WHAT IS ASKED –
Write out the entire listing below exactly, with the pictures left out.

DATA LISTING –

********

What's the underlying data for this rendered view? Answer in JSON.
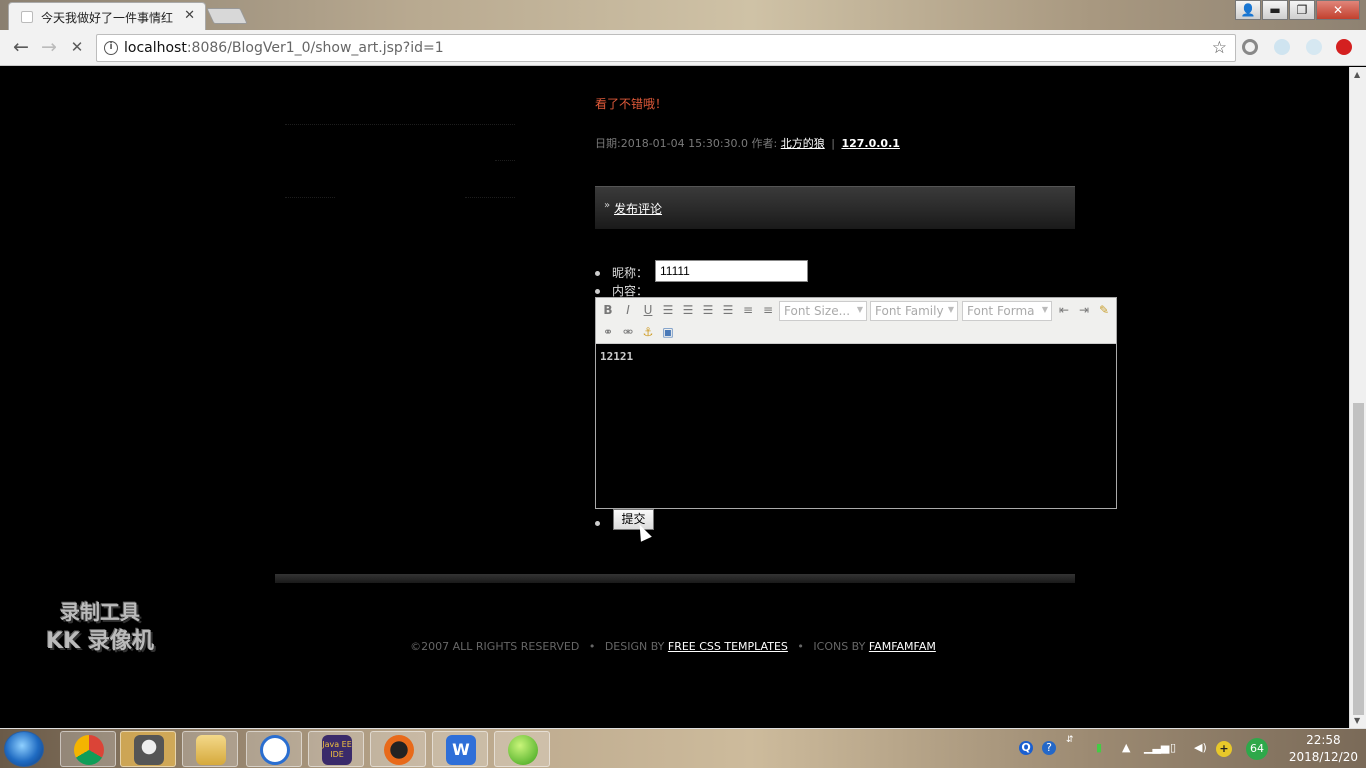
{
  "browser": {
    "tab_title": "今天我做好了一件事情红",
    "tab_close": "✕",
    "url_host": "localhost",
    "url_path": ":8086/BlogVer1_0/show_art.jsp?id=1",
    "window_buttons": {
      "user": "👤",
      "minimize": "▬",
      "maximize": "❐",
      "close": "✕"
    },
    "nav": {
      "back": "←",
      "forward": "→",
      "reload": "✕"
    },
    "star": "☆"
  },
  "page": {
    "comment_text": "看了不错哦！",
    "meta": {
      "date_label": "日期:2018-01-04 15:30:30.0 作者:",
      "author": "北方的狼",
      "separator": "|",
      "ip": "127.0.0.1"
    },
    "section_title": "发布评论",
    "form": {
      "nickname_label": "昵称：",
      "nickname_value": "11111",
      "content_label": "内容：",
      "editor": {
        "font_size": "Font Size...",
        "font_family": "Font Family",
        "font_format": "Font Forma",
        "bold": "B",
        "italic": "I",
        "underline": "U",
        "content": "12121"
      },
      "submit_label": "提交"
    },
    "footer": {
      "copyright": "©2007 ALL RIGHTS RESERVED",
      "design_by": "DESIGN BY",
      "design_link": "FREE CSS TEMPLATES",
      "icons_by": "ICONS BY",
      "icons_link": "FAMFAMFAM",
      "bullet": "•"
    },
    "watermark": {
      "line1": "录制工具",
      "line2": "KK 录像机"
    }
  },
  "taskbar": {
    "time": "22:58",
    "date": "2018/12/20",
    "badge": "64",
    "apps": [
      "chrome",
      "user",
      "files",
      "baidu-netdisk",
      "java-ee-ide",
      "app-mask",
      "wps",
      "app-green"
    ],
    "app_label_java": "Java EE IDE"
  },
  "colors": {
    "accent_comment": "#e05a3a",
    "page_bg": "#000000",
    "link": "#ffffff"
  }
}
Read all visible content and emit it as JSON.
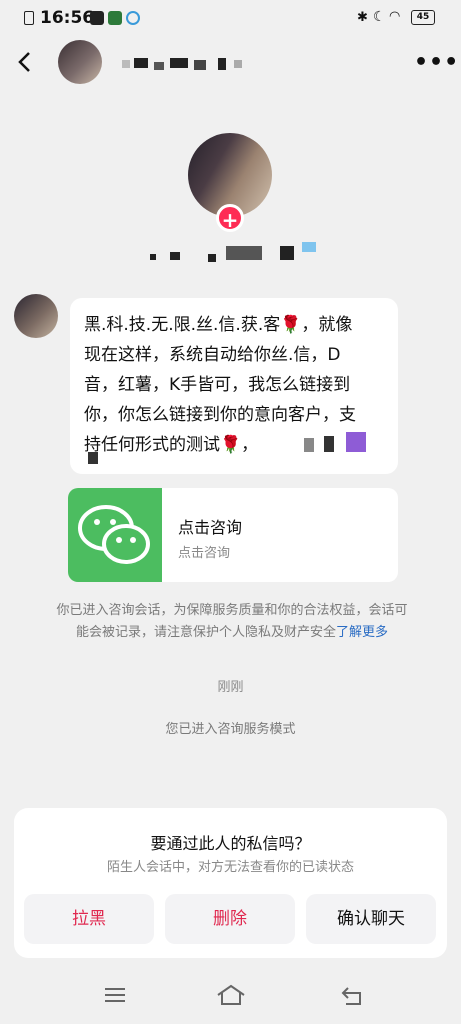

********

OUTPUT –
What's the underlying data for this rendered view? Answer in JSON.
{
  "browser": {
    "tab_title": "今天我做好了一件事情红",
    "tab_close": "✕",
    "url_host": "localhost",
    "url_path": ":8086/BlogVer1_0/show_art.jsp?id=1",
    "window_buttons": {
      "user": "👤",
      "minimize": "▬",
      "maximize": "❐",
      "close": "✕"
    },
    "nav": {
      "back": "←",
      "forward": "→",
      "reload": "✕"
    },
    "star": "☆"
  },
  "page": {
    "comment_text": "看了不错哦！",
    "meta": {
      "date_label": "日期:2018-01-04 15:30:30.0 作者:",
      "author": "北方的狼",
      "separator": "|",
      "ip": "127.0.0.1"
    },
    "section_title": "发布评论",
    "form": {
      "nickname_label": "昵称：",
      "nickname_value": "11111",
      "content_label": "内容：",
      "editor": {
        "font_size": "Font Size...",
        "font_family": "Font Family",
        "font_format": "Font Forma",
        "bold": "B",
        "italic": "I",
        "underline": "U",
        "content": "12121"
      },
      "submit_label": "提交"
    },
    "footer": {
      "copyright": "©2007 ALL RIGHTS RESERVED",
      "design_by": "DESIGN BY",
      "design_link": "FREE CSS TEMPLATES",
      "icons_by": "ICONS BY",
      "icons_link": "FAMFAMFAM",
      "bullet": "•"
    },
    "watermark": {
      "line1": "录制工具",
      "line2": "KK 录像机"
    }
  },
  "taskbar": {
    "time": "22:58",
    "date": "2018/12/20",
    "badge": "64",
    "apps": [
      "chrome",
      "user",
      "files",
      "baidu-netdisk",
      "java-ee-ide",
      "app-mask",
      "wps",
      "app-green"
    ],
    "app_label_java": "Java EE IDE"
  },
  "colors": {
    "accent_comment": "#e05a3a",
    "page_bg": "#000000",
    "link": "#ffffff"
  }
}
Read all visible content and emit it as JSON.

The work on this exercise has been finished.